The task: Pull every line containing the word "zijn" from the records.
======== Provided records
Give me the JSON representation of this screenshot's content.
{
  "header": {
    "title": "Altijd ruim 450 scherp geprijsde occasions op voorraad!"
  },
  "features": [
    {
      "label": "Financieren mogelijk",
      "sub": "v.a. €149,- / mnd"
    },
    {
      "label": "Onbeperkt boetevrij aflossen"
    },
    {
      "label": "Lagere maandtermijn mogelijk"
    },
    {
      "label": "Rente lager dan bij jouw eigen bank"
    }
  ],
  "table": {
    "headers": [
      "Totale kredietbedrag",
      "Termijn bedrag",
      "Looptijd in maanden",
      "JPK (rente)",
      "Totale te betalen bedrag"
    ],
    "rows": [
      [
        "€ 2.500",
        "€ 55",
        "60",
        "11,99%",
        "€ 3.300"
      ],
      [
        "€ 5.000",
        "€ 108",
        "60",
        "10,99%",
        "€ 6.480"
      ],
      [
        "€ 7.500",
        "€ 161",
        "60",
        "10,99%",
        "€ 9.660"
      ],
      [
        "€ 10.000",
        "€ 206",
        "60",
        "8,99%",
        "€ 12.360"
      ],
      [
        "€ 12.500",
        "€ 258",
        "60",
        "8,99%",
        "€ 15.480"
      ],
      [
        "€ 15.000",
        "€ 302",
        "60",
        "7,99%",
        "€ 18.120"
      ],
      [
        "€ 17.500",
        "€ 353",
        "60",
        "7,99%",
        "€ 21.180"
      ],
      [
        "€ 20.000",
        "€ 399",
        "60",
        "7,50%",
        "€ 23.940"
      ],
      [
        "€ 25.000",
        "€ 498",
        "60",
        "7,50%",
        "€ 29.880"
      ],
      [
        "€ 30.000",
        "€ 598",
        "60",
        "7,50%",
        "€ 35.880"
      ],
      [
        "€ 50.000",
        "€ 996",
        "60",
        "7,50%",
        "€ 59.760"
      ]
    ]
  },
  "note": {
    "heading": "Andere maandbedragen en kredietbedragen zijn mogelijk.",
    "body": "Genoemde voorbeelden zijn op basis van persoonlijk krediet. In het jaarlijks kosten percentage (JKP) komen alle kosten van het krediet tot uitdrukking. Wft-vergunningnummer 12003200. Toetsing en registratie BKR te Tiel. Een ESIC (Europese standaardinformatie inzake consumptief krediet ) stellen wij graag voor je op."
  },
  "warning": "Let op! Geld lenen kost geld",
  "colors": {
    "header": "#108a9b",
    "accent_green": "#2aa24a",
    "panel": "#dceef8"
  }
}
================
Response for this exercise:
    "heading": "Andere maandbedragen en kredietbedragen zijn mogelijk.",
    "body": "Genoemde voorbeelden zijn op basis van persoonlijk krediet. In het jaarlijks kosten percentage (JKP) komen alle kosten van het krediet tot uitdrukking. Wft-vergunningnummer 12003200. Toetsing en registratie BKR te Tiel. Een ESIC (Europese standaardinformatie inzake consumptief krediet ) stellen wij graag voor je op."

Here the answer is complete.